**Instructions for the task:** Find each line with "type" and copy it.

**Provided information:**
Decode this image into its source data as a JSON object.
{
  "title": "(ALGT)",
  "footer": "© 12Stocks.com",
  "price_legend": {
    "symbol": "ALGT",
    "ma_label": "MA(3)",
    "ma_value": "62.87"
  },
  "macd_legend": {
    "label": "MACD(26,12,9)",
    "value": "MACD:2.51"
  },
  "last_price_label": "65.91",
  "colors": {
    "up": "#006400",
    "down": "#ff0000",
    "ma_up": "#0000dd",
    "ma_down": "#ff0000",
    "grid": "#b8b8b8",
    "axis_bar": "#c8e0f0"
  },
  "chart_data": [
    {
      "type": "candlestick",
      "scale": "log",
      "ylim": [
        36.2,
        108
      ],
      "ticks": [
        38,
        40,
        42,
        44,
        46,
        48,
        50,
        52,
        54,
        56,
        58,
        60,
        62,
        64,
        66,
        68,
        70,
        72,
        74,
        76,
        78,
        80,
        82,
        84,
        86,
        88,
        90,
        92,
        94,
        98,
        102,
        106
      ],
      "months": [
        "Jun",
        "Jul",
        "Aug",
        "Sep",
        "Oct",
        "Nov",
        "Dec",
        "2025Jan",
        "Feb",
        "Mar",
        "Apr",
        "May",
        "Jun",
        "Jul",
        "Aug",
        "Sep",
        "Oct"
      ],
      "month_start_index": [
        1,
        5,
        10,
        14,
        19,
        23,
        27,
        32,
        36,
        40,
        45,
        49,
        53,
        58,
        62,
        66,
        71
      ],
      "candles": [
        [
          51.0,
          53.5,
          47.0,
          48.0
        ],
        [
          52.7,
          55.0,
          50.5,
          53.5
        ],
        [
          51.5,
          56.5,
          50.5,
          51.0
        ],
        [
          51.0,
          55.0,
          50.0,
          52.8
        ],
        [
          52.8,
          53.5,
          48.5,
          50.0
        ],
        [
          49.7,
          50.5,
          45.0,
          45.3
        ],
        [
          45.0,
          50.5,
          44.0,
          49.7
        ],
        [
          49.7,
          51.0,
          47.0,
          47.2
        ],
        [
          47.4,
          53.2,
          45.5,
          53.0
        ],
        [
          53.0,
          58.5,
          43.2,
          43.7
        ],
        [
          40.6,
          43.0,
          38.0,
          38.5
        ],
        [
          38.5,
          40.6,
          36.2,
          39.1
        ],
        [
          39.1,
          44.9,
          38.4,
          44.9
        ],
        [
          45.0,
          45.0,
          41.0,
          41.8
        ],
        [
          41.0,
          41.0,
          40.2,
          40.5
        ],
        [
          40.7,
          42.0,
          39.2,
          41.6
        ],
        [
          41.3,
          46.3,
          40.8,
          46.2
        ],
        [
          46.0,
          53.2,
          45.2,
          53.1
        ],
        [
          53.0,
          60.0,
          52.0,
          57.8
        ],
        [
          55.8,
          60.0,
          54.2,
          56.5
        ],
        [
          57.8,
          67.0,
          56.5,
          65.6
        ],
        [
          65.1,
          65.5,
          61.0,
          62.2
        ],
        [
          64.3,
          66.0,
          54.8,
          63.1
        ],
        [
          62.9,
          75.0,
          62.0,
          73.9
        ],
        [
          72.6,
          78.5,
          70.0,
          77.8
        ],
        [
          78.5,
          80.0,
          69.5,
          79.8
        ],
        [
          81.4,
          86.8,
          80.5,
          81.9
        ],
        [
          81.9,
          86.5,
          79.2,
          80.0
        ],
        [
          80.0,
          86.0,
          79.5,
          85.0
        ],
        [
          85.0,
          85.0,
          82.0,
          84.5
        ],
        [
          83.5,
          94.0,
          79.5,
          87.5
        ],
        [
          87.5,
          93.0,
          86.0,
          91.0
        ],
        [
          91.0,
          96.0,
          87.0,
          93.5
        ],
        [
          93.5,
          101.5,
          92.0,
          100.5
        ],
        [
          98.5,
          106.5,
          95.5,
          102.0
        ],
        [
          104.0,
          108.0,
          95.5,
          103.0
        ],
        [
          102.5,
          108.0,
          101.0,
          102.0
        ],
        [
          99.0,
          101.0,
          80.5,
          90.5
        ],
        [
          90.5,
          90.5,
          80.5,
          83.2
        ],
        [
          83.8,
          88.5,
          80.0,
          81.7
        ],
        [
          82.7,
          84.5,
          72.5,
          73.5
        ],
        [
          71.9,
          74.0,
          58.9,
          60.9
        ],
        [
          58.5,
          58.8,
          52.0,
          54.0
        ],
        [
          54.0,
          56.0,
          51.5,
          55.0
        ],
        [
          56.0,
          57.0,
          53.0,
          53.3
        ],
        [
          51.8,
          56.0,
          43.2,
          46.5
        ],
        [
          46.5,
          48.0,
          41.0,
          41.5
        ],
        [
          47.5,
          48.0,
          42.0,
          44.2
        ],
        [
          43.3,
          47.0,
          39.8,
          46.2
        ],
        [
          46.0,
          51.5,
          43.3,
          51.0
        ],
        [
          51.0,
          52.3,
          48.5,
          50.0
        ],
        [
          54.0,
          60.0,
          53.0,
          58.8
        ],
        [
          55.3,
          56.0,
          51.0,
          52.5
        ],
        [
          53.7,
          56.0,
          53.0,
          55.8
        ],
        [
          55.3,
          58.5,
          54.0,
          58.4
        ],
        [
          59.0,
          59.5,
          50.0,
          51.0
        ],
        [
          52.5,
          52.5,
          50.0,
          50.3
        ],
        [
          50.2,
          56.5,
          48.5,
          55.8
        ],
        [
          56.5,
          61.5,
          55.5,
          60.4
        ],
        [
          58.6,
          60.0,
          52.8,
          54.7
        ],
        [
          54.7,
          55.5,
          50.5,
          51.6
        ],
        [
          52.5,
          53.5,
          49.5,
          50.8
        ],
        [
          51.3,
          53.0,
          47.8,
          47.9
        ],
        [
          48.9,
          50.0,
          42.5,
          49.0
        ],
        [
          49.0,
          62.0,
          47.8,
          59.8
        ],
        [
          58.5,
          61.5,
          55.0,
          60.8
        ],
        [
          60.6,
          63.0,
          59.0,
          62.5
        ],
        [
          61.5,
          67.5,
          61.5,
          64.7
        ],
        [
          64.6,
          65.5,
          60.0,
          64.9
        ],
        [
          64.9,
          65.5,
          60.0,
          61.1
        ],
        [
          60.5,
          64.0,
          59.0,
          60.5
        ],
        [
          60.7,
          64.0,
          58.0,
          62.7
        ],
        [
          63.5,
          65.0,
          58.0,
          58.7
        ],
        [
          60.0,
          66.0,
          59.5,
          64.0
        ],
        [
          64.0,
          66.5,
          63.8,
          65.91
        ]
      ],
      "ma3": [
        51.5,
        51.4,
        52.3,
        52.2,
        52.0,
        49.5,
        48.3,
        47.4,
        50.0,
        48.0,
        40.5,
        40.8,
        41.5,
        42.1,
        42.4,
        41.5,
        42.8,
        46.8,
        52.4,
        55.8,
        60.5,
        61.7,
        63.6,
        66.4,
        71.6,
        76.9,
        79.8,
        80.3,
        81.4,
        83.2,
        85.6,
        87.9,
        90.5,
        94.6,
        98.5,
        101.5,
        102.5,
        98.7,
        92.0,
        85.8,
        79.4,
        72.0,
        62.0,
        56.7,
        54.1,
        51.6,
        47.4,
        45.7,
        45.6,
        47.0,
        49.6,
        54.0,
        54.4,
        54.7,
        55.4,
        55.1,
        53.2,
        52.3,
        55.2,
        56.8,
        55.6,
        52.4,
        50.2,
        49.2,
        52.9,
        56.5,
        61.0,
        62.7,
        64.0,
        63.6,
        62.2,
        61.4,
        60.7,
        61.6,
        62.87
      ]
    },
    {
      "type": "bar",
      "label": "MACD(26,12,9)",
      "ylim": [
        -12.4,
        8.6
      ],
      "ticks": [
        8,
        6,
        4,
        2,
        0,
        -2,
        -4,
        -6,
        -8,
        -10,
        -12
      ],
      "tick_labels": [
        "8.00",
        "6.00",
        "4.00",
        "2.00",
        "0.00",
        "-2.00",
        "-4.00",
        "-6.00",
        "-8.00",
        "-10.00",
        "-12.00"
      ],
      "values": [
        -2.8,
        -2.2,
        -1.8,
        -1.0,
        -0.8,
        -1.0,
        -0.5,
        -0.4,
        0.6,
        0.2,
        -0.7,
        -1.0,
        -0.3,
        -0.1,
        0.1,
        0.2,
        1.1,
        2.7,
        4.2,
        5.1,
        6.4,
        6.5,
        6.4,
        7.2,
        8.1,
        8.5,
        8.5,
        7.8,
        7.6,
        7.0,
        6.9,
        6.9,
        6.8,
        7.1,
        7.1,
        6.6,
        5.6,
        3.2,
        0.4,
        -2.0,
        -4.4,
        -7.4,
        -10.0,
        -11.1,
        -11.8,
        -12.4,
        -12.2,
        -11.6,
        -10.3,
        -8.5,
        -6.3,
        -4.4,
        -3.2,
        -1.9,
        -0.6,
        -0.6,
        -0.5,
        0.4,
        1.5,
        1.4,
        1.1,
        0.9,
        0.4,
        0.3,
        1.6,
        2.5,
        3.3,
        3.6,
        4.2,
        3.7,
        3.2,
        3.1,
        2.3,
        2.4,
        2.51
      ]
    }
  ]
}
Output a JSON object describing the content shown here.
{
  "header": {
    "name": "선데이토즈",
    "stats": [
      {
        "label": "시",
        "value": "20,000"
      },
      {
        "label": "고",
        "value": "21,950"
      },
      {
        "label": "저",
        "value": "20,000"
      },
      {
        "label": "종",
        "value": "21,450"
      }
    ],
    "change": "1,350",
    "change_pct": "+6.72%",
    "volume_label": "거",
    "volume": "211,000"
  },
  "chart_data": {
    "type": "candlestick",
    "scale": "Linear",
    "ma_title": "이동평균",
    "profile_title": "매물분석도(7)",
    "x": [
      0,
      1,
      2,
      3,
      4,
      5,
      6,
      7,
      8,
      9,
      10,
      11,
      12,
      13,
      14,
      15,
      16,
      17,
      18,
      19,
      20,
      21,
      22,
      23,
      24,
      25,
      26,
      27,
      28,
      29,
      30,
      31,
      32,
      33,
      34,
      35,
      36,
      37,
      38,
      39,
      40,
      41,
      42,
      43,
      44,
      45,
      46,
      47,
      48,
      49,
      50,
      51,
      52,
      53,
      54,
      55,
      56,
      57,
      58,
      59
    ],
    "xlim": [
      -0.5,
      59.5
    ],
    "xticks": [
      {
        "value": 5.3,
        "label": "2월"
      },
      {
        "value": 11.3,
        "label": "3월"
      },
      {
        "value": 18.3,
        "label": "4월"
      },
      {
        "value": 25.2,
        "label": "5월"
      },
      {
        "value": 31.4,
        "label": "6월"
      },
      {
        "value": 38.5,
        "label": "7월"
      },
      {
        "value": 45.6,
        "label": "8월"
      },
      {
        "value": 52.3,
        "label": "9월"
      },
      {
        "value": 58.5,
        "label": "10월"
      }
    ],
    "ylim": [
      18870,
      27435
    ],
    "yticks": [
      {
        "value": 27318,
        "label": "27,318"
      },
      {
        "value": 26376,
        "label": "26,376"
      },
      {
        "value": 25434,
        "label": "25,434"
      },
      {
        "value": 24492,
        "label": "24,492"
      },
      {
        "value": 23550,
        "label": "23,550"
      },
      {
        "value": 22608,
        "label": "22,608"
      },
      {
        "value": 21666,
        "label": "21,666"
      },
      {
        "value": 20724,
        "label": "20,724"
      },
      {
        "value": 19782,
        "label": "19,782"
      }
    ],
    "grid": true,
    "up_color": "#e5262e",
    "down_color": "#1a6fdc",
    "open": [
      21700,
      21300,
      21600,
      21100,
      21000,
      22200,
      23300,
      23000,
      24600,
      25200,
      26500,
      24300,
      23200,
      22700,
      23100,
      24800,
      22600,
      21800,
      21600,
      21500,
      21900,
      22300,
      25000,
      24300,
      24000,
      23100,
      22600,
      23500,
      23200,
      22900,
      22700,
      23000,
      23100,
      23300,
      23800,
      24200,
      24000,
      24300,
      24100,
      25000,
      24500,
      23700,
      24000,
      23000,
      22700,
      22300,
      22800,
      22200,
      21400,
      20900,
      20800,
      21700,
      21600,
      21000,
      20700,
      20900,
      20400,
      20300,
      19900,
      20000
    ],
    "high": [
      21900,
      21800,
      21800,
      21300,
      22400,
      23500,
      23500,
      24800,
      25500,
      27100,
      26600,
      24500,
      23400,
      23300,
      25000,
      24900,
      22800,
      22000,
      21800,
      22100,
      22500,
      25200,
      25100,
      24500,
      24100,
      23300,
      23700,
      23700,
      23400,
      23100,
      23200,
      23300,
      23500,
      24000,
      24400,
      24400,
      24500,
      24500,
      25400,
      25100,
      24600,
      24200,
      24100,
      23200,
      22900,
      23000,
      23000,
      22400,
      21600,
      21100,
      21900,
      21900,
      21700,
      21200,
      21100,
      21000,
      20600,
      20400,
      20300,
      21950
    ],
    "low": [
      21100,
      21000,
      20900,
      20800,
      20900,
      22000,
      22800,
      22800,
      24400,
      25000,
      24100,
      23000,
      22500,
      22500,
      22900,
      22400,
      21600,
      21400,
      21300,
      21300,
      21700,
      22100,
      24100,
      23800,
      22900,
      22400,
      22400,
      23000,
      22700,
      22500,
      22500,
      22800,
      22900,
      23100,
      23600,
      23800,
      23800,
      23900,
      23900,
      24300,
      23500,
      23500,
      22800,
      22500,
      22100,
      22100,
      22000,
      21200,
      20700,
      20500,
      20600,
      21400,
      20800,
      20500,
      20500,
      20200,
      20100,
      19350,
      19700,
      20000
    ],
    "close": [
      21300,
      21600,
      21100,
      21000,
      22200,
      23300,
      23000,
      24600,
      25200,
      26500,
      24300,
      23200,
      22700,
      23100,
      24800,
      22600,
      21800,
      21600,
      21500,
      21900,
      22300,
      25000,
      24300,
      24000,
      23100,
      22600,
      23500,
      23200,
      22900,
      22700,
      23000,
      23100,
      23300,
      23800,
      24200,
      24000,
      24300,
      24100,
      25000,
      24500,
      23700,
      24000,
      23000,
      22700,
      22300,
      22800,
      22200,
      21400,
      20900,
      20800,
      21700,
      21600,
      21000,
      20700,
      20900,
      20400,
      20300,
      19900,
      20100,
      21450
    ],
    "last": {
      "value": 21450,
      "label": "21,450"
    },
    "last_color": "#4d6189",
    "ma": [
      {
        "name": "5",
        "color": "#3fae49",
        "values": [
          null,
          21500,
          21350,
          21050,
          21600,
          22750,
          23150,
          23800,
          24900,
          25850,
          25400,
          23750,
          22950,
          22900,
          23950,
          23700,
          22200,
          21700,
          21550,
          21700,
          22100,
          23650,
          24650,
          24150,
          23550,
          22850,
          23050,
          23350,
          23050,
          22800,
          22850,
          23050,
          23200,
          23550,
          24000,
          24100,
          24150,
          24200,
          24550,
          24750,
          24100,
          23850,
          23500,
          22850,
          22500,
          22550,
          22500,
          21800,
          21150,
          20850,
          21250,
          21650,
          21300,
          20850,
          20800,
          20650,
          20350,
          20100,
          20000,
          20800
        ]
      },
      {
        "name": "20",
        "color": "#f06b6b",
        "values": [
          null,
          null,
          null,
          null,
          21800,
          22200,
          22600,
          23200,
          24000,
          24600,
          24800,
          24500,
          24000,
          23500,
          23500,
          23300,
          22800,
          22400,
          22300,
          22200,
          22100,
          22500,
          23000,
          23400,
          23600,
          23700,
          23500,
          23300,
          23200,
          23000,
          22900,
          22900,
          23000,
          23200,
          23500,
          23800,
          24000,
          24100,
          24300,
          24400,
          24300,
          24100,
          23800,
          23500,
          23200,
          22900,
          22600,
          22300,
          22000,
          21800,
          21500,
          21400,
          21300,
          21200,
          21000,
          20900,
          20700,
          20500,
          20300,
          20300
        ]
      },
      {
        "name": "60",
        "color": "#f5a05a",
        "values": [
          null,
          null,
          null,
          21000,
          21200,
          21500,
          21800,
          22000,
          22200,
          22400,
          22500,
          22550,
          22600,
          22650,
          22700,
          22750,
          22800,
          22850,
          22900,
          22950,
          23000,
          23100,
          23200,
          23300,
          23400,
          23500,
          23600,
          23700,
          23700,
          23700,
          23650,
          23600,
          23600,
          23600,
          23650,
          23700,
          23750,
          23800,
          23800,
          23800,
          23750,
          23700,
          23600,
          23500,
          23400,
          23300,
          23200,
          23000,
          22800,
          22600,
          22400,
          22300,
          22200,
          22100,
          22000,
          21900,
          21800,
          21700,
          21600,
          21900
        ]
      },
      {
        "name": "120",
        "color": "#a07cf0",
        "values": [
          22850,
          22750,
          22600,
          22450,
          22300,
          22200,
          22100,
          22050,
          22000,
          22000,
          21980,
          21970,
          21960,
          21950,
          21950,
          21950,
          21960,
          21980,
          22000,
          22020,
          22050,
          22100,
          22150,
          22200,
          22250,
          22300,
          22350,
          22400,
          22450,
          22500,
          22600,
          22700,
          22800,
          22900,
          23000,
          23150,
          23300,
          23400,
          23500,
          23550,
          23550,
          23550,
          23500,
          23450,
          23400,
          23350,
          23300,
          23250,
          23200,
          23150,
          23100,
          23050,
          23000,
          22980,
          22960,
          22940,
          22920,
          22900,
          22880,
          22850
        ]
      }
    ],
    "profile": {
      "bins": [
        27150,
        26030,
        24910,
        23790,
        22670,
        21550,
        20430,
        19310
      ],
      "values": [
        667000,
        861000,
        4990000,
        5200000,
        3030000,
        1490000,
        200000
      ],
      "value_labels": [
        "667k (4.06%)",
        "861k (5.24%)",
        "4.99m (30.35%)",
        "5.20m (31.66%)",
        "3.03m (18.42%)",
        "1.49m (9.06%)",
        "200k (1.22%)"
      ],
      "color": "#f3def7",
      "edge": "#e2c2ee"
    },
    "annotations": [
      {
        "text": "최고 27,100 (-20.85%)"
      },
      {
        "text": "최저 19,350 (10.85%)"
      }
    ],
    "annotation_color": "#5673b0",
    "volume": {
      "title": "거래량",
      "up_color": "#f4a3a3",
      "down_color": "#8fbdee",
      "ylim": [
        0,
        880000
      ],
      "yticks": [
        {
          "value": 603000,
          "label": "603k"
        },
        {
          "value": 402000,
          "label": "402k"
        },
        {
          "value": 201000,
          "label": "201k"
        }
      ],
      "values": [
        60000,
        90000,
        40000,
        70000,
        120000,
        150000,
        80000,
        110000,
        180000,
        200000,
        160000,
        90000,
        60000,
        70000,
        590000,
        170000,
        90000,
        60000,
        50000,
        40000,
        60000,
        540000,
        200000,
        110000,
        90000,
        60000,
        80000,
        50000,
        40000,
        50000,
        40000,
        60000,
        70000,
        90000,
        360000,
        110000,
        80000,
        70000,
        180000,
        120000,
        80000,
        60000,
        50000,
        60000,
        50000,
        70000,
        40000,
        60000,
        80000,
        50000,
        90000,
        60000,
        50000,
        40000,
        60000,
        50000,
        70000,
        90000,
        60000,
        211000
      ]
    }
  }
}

**Reply:**
      "type": "candlestick",
      "type": "bar",
    "type": "candlestick",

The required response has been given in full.